Can you transcribe every record below exactly as it appears?

------------------------------------------------------------

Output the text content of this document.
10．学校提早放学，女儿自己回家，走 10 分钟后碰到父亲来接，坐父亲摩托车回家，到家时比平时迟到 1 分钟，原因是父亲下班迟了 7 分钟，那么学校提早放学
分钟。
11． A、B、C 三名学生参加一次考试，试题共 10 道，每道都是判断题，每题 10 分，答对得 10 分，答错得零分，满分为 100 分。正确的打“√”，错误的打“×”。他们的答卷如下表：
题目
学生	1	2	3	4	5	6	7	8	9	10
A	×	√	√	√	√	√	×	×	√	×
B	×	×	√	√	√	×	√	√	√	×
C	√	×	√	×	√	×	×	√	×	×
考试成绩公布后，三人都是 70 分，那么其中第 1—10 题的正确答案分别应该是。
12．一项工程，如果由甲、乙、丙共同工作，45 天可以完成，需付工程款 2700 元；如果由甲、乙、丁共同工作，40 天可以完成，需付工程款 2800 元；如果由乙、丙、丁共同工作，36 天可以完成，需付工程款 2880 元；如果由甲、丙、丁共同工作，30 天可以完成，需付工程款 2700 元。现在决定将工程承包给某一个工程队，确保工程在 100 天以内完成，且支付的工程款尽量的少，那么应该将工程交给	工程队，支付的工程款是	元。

------------------------------------------------------------

- **Task output**
Output the text content of this document.
10．学校提早放学，女儿自己回家，走 10 分钟后碰到父亲来接，坐父亲摩托车回家，到家时比平时迟到 1 分钟，原因是父亲下班迟了 7 分钟，那么学校提早放学
分钟。
11． A、B、C 三名学生参加一次考试，试题共 10 道，每道都是判断题，每题 10 分，答对得 10 分，答错得零分，满分为 100 分。正确的打“√”，错误的打“×”。他们的答卷如下表：
题目
学生	1	2	3	4	5	6	7	8	9	10
A	×	√	√	√	√	√	×	×	√	×
B	×	×	√	√	√	×	√	√	√	×
C	√	×	√	×	√	×	×	√	×	×
考试成绩公布后，三人都是 70 分，那么其中第 1—10 题的正确答案分别应该是。
12．一项工程，如果由甲、乙、丙共同工作，45 天可以完成，需付工程款 2700 元；如果由甲、乙、丁共同工作，40 天可以完成，需付工程款 2800 元；如果由乙、丙、丁共同工作，36 天可以完成，需付工程款 2880 元；如果由甲、丙、丁共同工作，30 天可以完成，需付工程款 2700 元。现在决定将工程承包给某一个工程队，确保工程在 100 天以内完成，且支付的工程款尽量的少，那么应该将工程交给	工程队，支付的工程款是	元。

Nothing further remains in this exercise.